Utilisation des programmes de certification avec les petits exploitants

Pour cet article, Ksapa a interviewé Christele Delbé, directrice des solutions Ksapa pour les chaînes d’approvisionnement et Hatim Issoufaly, son directeur des programmes d’agronomie et de développement. Il s’agissait en effet de mieux appréhender les programmes de certification vis-à-vis des petits exploitants agricoles.

De fait, les programmes de certification établissent et assurent un suivi de standards volontaires vis-à-vis d’objectifs environnementaux, sociaux ou économiques spécifiques. ON pense par exemple à des certifications qui visent à rendre la production agricole plus durable et plus écologique. On entend ici par « systèmes de certification » les systèmes de certification au sens large, car il existe des différences considérables en fonction du type de certification, de la commodité considérée, etc.

1.         Quelles sont les principales motivations des différentes parties prenantes (producteurs, entreprises et consommateurs) pour certifier un produit – autrement dit, quels en sont les principaux avantages et inconvénients ?

Selon Hatim Issoufaly, le principal intérêt d’une certification est de mobiliser les consommateurs. Les certifications permettent en effet de différencier un produit des autres au sein d’une même catégorie, soit dans la manière dont il a été produit (production écologique/pratiques durables, etc.) ou en fonction de la région géographique dont il provient (riz Basmati d’Inde, par exemple) et du public auquel il s’adresse (en ciblant les consommateurs qui veulent acheter du café équitable, par exemple).

Les principaux avantages de la certification d’un produit sont donc les suivants :

  • Pour les producteurs/agriculteurs – Les systèmes de certification permettent aux agriculteurs d’investir (à la fois en temps et en argent) dans l’amélioration des standards de qualité globale de leurs produits. En d’autres termes, la certification les engage dans un processus continu d’amélioration de leurs pratiques.
  • Pour les entreprises –  Une entreprise peut augmenter sa part de marché en attirant de nouveaux consommateurs autour d’une catégorie distincte de produits qui répondent à leurs attentes. Une fois cette nouvelle part de marché stabilisée,  l’entreprise pourra ainsi sécuriser une partie qualitative de son approvisionnement. La certification permet également aux entreprises de pratiquer des prix plus élevés pour leurs produits, via une prime à la certification.

**CONSIGNES:**
1. Recopiez le passage du texte sur les programmes de certification qui va de « De fait, les » jusqu'à « commodité considérée, etc. ».
2. Rédigez la suite du texte sur les programmes de certification auprès des petits exploitants, en reprenant après sa dernière phrase.

**MATÉRIEL:**
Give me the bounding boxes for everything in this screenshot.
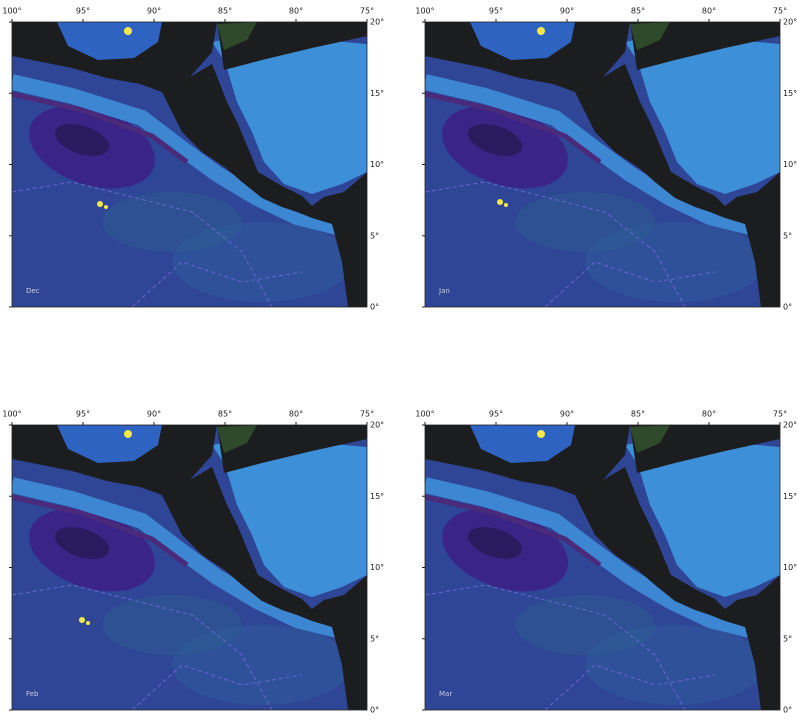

**RÉSULTATS PAR TÂCHE:**
1.
De fait, les programmes de certification établissent et assurent un suivi de standards volontaires vis-à-vis d’objectifs environnementaux, sociaux ou économiques spécifiques. ON pense par exemple à des certifications qui visent à rendre la production agricole plus durable et plus écologique. On entend ici par « systèmes de certification » les systèmes de certification au sens large, car il existe des différences considérables en fonction du type de certification, de la commodité considérée, etc.

2.
  • Pour les consommateurs –  la certification accroît la traçabilité (qui les produisent et où) et la visibilité (méthode utilisée) des produits qu’ils achètent.

Concernant la chaîne d’approvisionnement au sens large, la certification peut contribuer à protéger les fournisseurs de la volatilité du marché. Elle agit en effet comme un tampon sur le prix, bien que cela dépende de la marchandise en question. De même, la certification permet d’identifier des produits contrefaits et donc d’obtenir un meilleur contrôle sur le processus de production. Cela accroît la confiance – et donc la fidélité – des consommateurs. Par conséquent, les programmes de certification peuvent être considérés comme une stratégie gagnant-gagnant pour l’ensemble de la chaîne d’approvisionnement, du producteur au consommateur.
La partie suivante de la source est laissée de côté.